Stored entries
-- start --
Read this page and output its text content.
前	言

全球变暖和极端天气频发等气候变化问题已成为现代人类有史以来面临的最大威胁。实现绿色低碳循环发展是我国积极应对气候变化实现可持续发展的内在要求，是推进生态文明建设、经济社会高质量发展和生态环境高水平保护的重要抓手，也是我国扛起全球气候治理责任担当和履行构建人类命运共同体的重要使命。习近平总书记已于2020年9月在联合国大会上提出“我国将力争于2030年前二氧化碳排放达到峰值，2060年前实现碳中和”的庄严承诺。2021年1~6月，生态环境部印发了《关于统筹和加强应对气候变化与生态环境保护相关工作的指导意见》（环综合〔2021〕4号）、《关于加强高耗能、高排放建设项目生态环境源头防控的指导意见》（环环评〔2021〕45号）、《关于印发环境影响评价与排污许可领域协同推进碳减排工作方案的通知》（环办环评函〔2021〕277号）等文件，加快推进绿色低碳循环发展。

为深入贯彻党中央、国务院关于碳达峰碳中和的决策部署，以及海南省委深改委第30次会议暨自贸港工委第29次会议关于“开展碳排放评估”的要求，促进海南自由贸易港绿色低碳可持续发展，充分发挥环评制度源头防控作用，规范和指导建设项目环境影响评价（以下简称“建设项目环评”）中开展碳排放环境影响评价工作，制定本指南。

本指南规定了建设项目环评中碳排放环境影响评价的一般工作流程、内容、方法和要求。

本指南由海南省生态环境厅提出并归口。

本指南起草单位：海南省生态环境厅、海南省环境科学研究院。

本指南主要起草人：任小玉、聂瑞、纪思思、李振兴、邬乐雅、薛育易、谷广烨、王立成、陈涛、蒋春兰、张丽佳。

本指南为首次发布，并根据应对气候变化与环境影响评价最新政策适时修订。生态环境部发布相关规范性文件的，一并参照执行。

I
-- end --
◆ **Short exercise**:
Retype the data in full and match it exactly.

◆ **Complete answer**:
Read this page and output its text content.
前	言

全球变暖和极端天气频发等气候变化问题已成为现代人类有史以来面临的最大威胁。实现绿色低碳循环发展是我国积极应对气候变化实现可持续发展的内在要求，是推进生态文明建设、经济社会高质量发展和生态环境高水平保护的重要抓手，也是我国扛起全球气候治理责任担当和履行构建人类命运共同体的重要使命。习近平总书记已于2020年9月在联合国大会上提出“我国将力争于2030年前二氧化碳排放达到峰值，2060年前实现碳中和”的庄严承诺。2021年1~6月，生态环境部印发了《关于统筹和加强应对气候变化与生态环境保护相关工作的指导意见》（环综合〔2021〕4号）、《关于加强高耗能、高排放建设项目生态环境源头防控的指导意见》（环环评〔2021〕45号）、《关于印发环境影响评价与排污许可领域协同推进碳减排工作方案的通知》（环办环评函〔2021〕277号）等文件，加快推进绿色低碳循环发展。

为深入贯彻党中央、国务院关于碳达峰碳中和的决策部署，以及海南省委深改委第30次会议暨自贸港工委第29次会议关于“开展碳排放评估”的要求，促进海南自由贸易港绿色低碳可持续发展，充分发挥环评制度源头防控作用，规范和指导建设项目环境影响评价（以下简称“建设项目环评”）中开展碳排放环境影响评价工作，制定本指南。

本指南规定了建设项目环评中碳排放环境影响评价的一般工作流程、内容、方法和要求。

本指南由海南省生态环境厅提出并归口。

本指南起草单位：海南省生态环境厅、海南省环境科学研究院。

本指南主要起草人：任小玉、聂瑞、纪思思、李振兴、邬乐雅、薛育易、谷广烨、王立成、陈涛、蒋春兰、张丽佳。

本指南为首次发布，并根据应对气候变化与环境影响评价最新政策适时修订。生态环境部发布相关规范性文件的，一并参照执行。

I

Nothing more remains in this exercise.